→ **TASK DESCRIPTION**
Using the listing below, give the number of lines where "lead" appears, and nothing else.
========================================================================
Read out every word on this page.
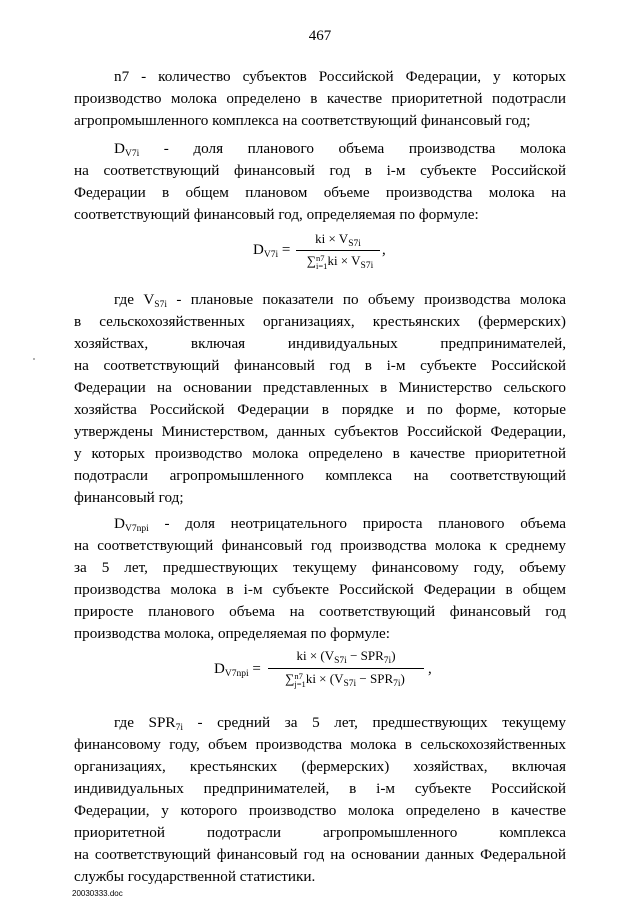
467
n7 - количество субъектов Российской Федерации, у которых
производство молока определено в качестве приоритетной подотрасли
агропромышленного комплекса на соответствующий финансовый год;
$D_{V7i}$ - доля планового объема производства молока
на соответствующий финансовый год в i-м субъекте Российской
Федерации в общем плановом объеме производства молока на
соответствующий финансовый год, определяемая по формуле:
$D_{V7i}$ =
ki × $V_{S7i}$
∑n7
$i=1ki \times V_{S7i}$
,
где $V_{S7i}$ - плановые показатели по объему производства молока
в сельскохозяйственных организациях, крестьянских (фермерских)
хозяйствах, включая индивидуальных предпринимателей,
на соответствующий финансовый год в i-м субъекте Российской
Федерации на основании представленных в Министерство сельского
хозяйства Российской Федерации в порядке и по форме, которые
утверждены Министерством, данных субъектов Российской Федерации,
у которых производство молока определено в качестве приоритетной
подотрасли агропромышленного комплекса на соответствующий
финансовый год;
$D_{V7npi}$ - доля неотрицательного прироста планового объема
на соответствующий финансовый год производства молока к среднему
за 5 лет, предшествующих текущему финансовому году, объему
производства молока в i-м субъекте Российской Федерации в общем
приросте планового объема на соответствующий финансовый год
производства молока, определяемая по формуле:
$D_{V7npi}$ =
ki × $(V_{S7i} - SPR_{7i})$
∑n7
$j=1ki \times (V_{S7i} - SPR_{7i})$
,
где $SPR_{7i}$ - средний за 5 лет, предшествующих текущему
финансовому году, объем производства молока в сельскохозяйственных
организациях, крестьянских (фермерских) хозяйствах, включая
индивидуальных предпринимателей, в i-м субъекте Российской
Федерации, у которого производство молока определено в качестве
приоритетной подотрасли агропромышленного комплекса
на соответствующий финансовый год на основании данных Федеральной
службы государственной статистики.
20030333.doc
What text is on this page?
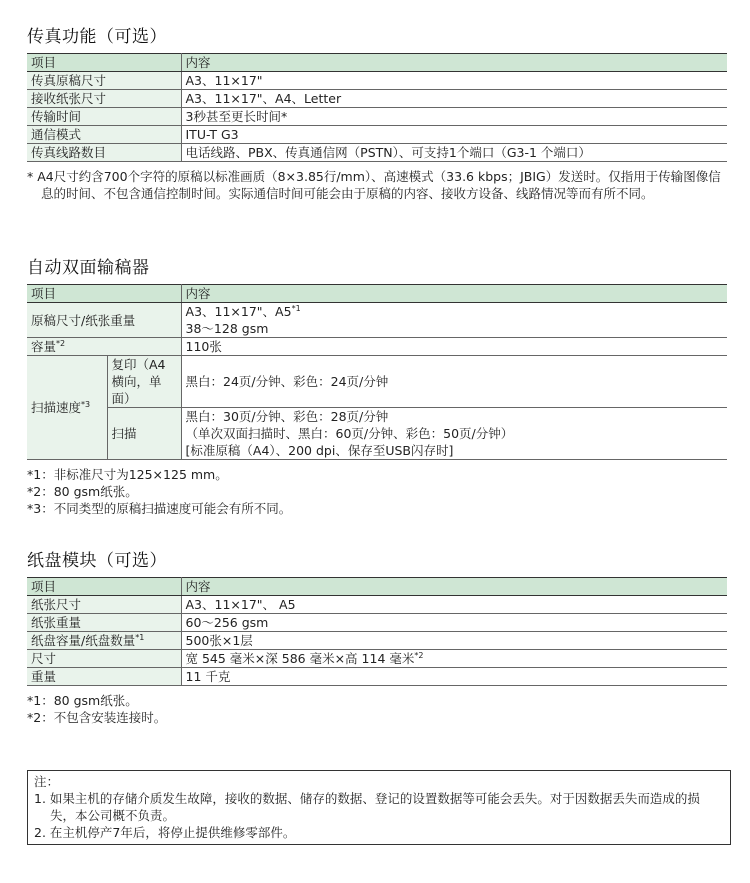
传真功能（可选）
项目	内容
传真原稿尺寸	A3、11×17"
接收纸张尺寸	A3、11×17"、A4、Letter
传输时间	3秒甚至更长时间*
通信模式	ITU-T G3
传真线路数目	电话线路、PBX、传真通信网（PSTN）、可支持1个端口（G3-1 个端口）

* A4尺寸约含700个字符的原稿以标准画质（8×3.85行/mm）、高速模式（33.6 kbps；JBIG）发送时。仅指用于传输图像信息的时间、不包含通信控制时间。实际通信时间可能会由于原稿的内容、接收方设备、线路情况等而有所不同。

自动双面输稿器
项目		内容
原稿尺寸/纸张重量		A3、11×17"、A5$^{*1}$
38～128 gsm

容量$^{*2}$		110张
扫描速度$^{*3}$	复印（A4横向，单面）	黑白：24页/分钟、彩色：24页/分钟
	扫描	黑白：30页/分钟、彩色：28页/分钟
（单次双面扫描时、黑白：60页/分钟、彩色：50页/分钟）
[标准原稿（A4）、200 dpi、保存至USB闪存时]

*1：非标准尺寸为125×125 mm。

*2：80 gsm纸张。

*3：不同类型的原稿扫描速度可能会有所不同。

纸盘模块（可选）
项目	内容
纸张尺寸	A3、11×17"、 A5
纸张重量	60～256 gsm
纸盘容量/纸盘数量$^{*1}$	500张×1层
尺寸	宽 545 毫米×深 586 毫米×高 114 毫米$^{*2}$
重量	11 千克

*1：80 gsm纸张。

*2：不包含安装连接时。

注：

1. 如果主机的存储介质发生故障，接收的数据、储存的数据、登记的设置数据等可能会丢失。对于因数据丢失而造成的损失，本公司概不负责。

2. 在主机停产7年后，将停止提供维修零部件。
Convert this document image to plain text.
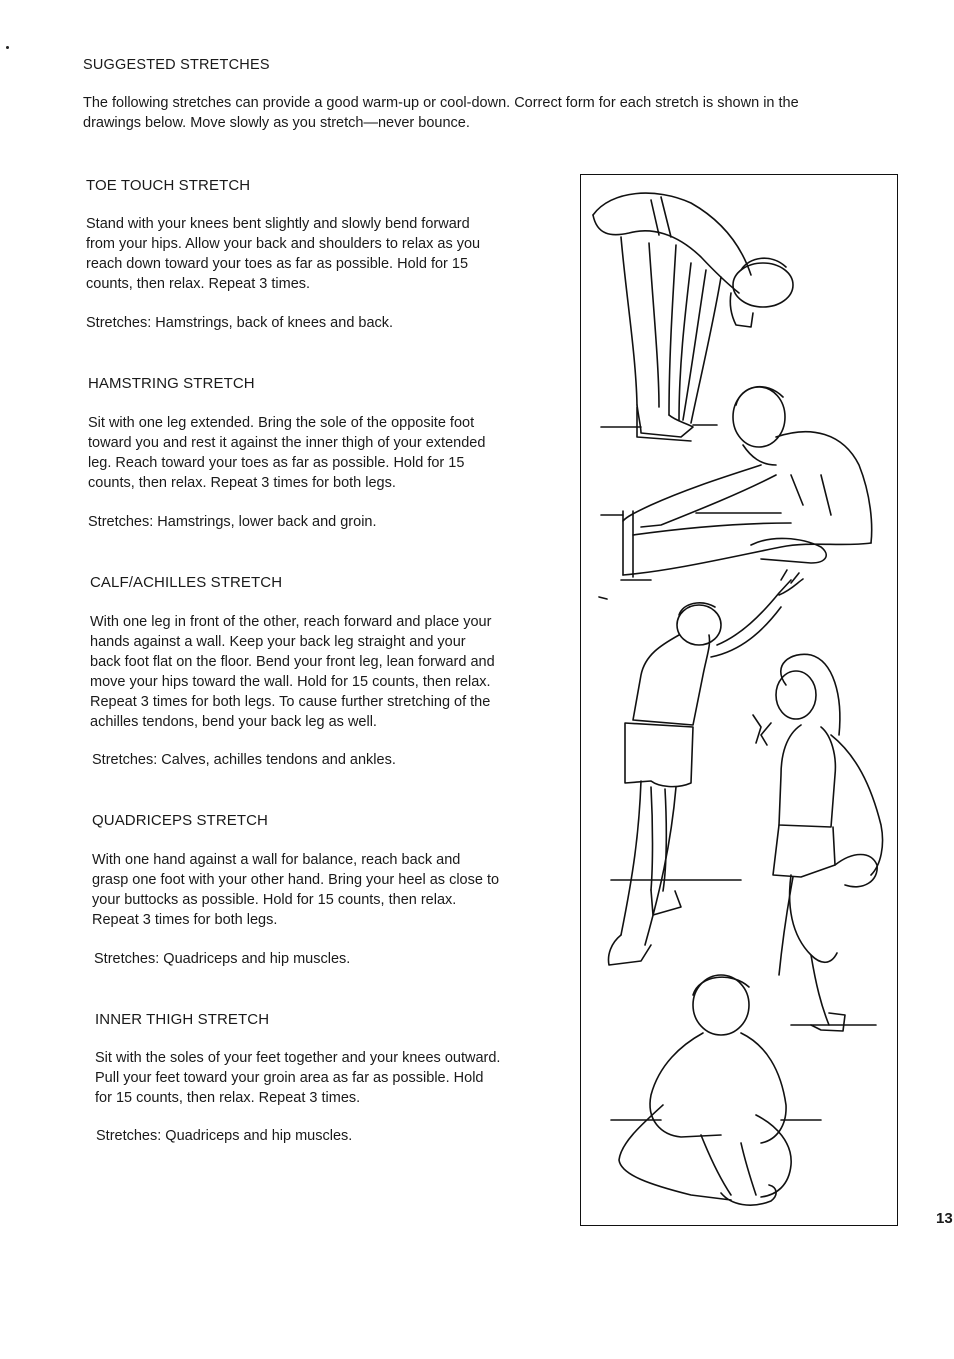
SUGGESTED STRETCHES
The following stretches can provide a good warm-up or cool-down. Correct form for each stretch is shown in the
drawings below. Move slowly as you stretch—never bounce.
TOE TOUCH STRETCH
Stand with your knees bent slightly and slowly bend forward
from your hips. Allow your back and shoulders to relax as you
reach down toward your toes as far as possible. Hold for 15
counts, then relax. Repeat 3 times.
Stretches: Hamstrings, back of knees and back.
HAMSTRING STRETCH
Sit with one leg extended. Bring the sole of the opposite foot
toward you and rest it against the inner thigh of your extended
leg. Reach toward your toes as far as possible. Hold for 15
counts, then relax. Repeat 3 times for both legs.
Stretches: Hamstrings, lower back and groin.
CALF/ACHILLES STRETCH
With one leg in front of the other, reach forward and place your
hands against a wall. Keep your back leg straight and your
back foot flat on the floor. Bend your front leg, lean forward and
move your hips toward the wall. Hold for 15 counts, then relax.
Repeat 3 times for both legs. To cause further stretching of the
achilles tendons, bend your back leg as well.
Stretches: Calves, achilles tendons and ankles.
QUADRICEPS STRETCH
With one hand against a wall for balance, reach back and
grasp one foot with your other hand. Bring your heel as close to
your buttocks as possible. Hold for 15 counts, then relax.
Repeat 3 times for both legs.
Stretches: Quadriceps and hip muscles.
INNER THIGH STRETCH
Sit with the soles of your feet together and your knees outward.
Pull your feet toward your groin area as far as possible. Hold
for 15 counts, then relax. Repeat 3 times.
Stretches: Quadriceps and hip muscles.
13
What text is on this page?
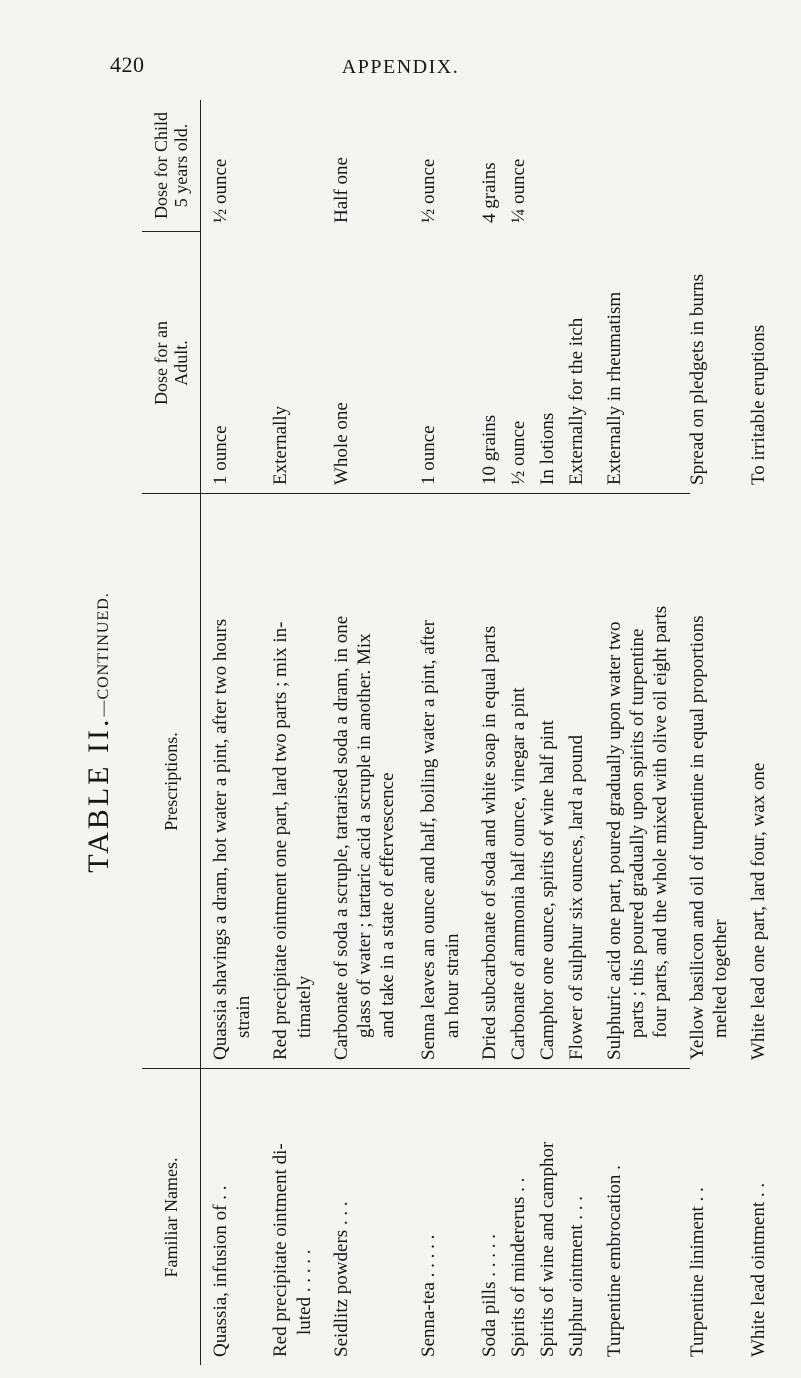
420	APPENDIX.
TABLE II.—CONTINUED.
Familiar Names.
Prescriptions.
Dose for an Adult.
Dose for Child 5 years old.
Quassia, infusion of . .
Quassia shavings a dram, hot water a pint, after two hours strain
1 ounce
½ ounce
Red precipitate ointment di- luted . . . . .
Red precipitate ointment one part, lard two parts ; mix in- timately
Externally
Seidlitz powders . . .
Carbonate of soda a scruple, tartarised soda a dram, in one glass of water ; tartaric acid a scruple in another. Mix and take in a state of effervescence
Whole one
Half one
Senna-tea . . . . .
Senna leaves an ounce and half, boiling water a pint, after an hour strain
1 ounce
½ ounce
Soda pills . . . . .
Dried subcarbonate of soda and white soap in equal parts
10 grains
4 grains
Spirits of mindererus . .
Carbonate of ammonia half ounce, vinegar a pint
½ ounce
¼ ounce
Spirits of wine and camphor
Camphor one ounce, spirits of wine half pint
In lotions
Sulphur ointment . . .
Flower of sulphur six ounces, lard a pound
Externally for the itch
Turpentine embrocation .
Sulphuric acid one part, poured gradually upon water two parts ; this poured gradually upon spirits of turpentine four parts, and the whole mixed with olive oil eight parts
Externally in rheumatism
Turpentine liniment . .
Yellow basilicon and oil of turpentine in equal proportions melted together
Spread on pledgets in burns
White lead ointment . .
White lead one part, lard four, wax one
To irritable eruptions
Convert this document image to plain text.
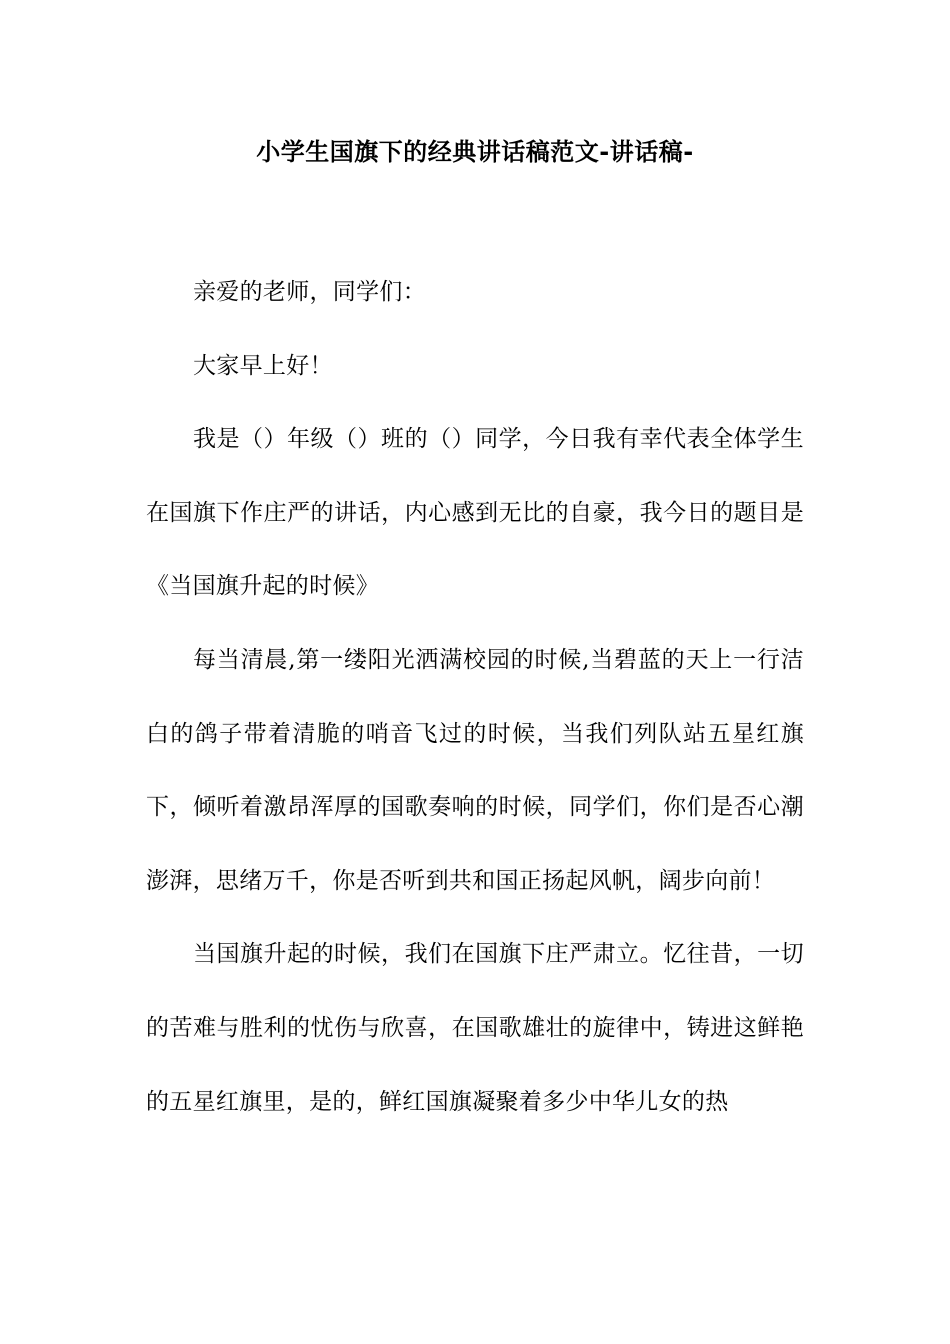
小学生国旗下的经典讲话稿范文-讲话稿-

亲爱的老师，同学们：

大家早上好！

我是（）年级（）班的（）同学，今日我有幸代表全体学生在国旗下作庄严的讲话，内心感到无比的自豪，我今日的题目是《当国旗升起的时候》

每当清晨,第一缕阳光洒满校园的时候,当碧蓝的天上一行洁白的鸽子带着清脆的哨音飞过的时候，当我们列队站五星红旗下，倾听着激昂浑厚的国歌奏响的时候，同学们，你们是否心潮澎湃，思绪万千，你是否听到共和国正扬起风帆，阔步向前！

当国旗升起的时候，我们在国旗下庄严肃立。忆往昔，一切的苦难与胜利的忧伤与欣喜，在国歌雄壮的旋律中，铸进这鲜艳的五星红旗里，是的，鲜红国旗凝聚着多少中华儿女的热
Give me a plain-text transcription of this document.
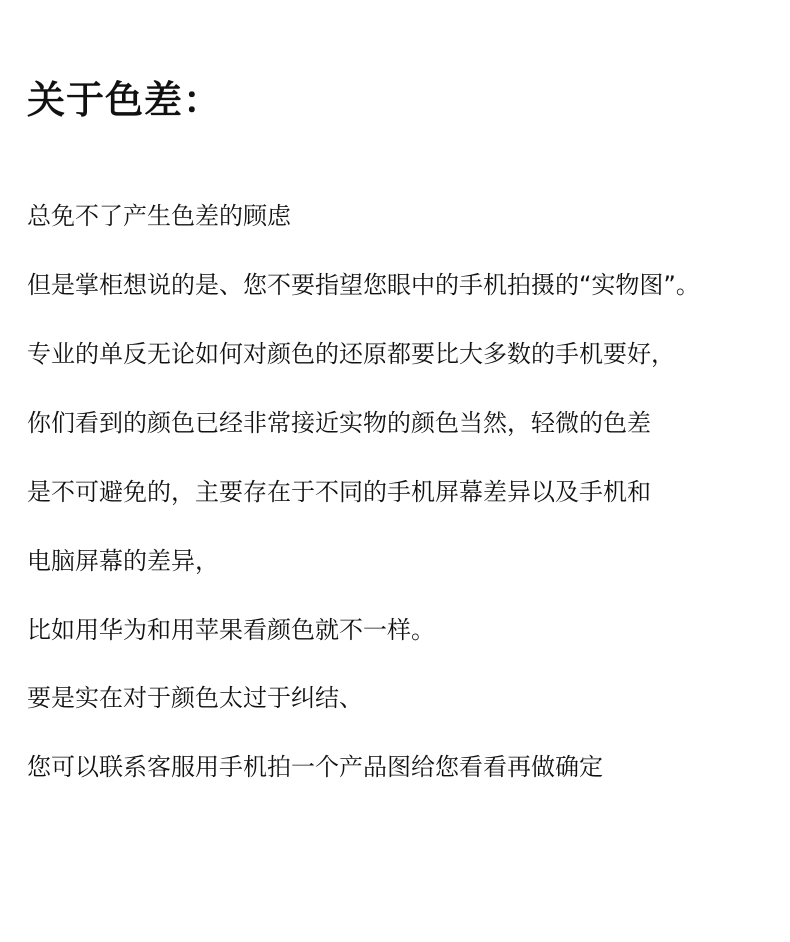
关于色差：

总免不了产生色差的顾虑

但是掌柜想说的是、您不要指望您眼中的手机拍摄的“实物图”。

专业的单反无论如何对颜色的还原都要比大多数的手机要好，

你们看到的颜色已经非常接近实物的颜色当然，轻微的色差

是不可避免的，主要存在于不同的手机屏幕差异以及手机和

电脑屏幕的差异，

比如用华为和用苹果看颜色就不一样。

要是实在对于颜色太过于纠结、

您可以联系客服用手机拍一个产品图给您看看再做确定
========================================================================
→ **RESPONSE TO THE TASK**
2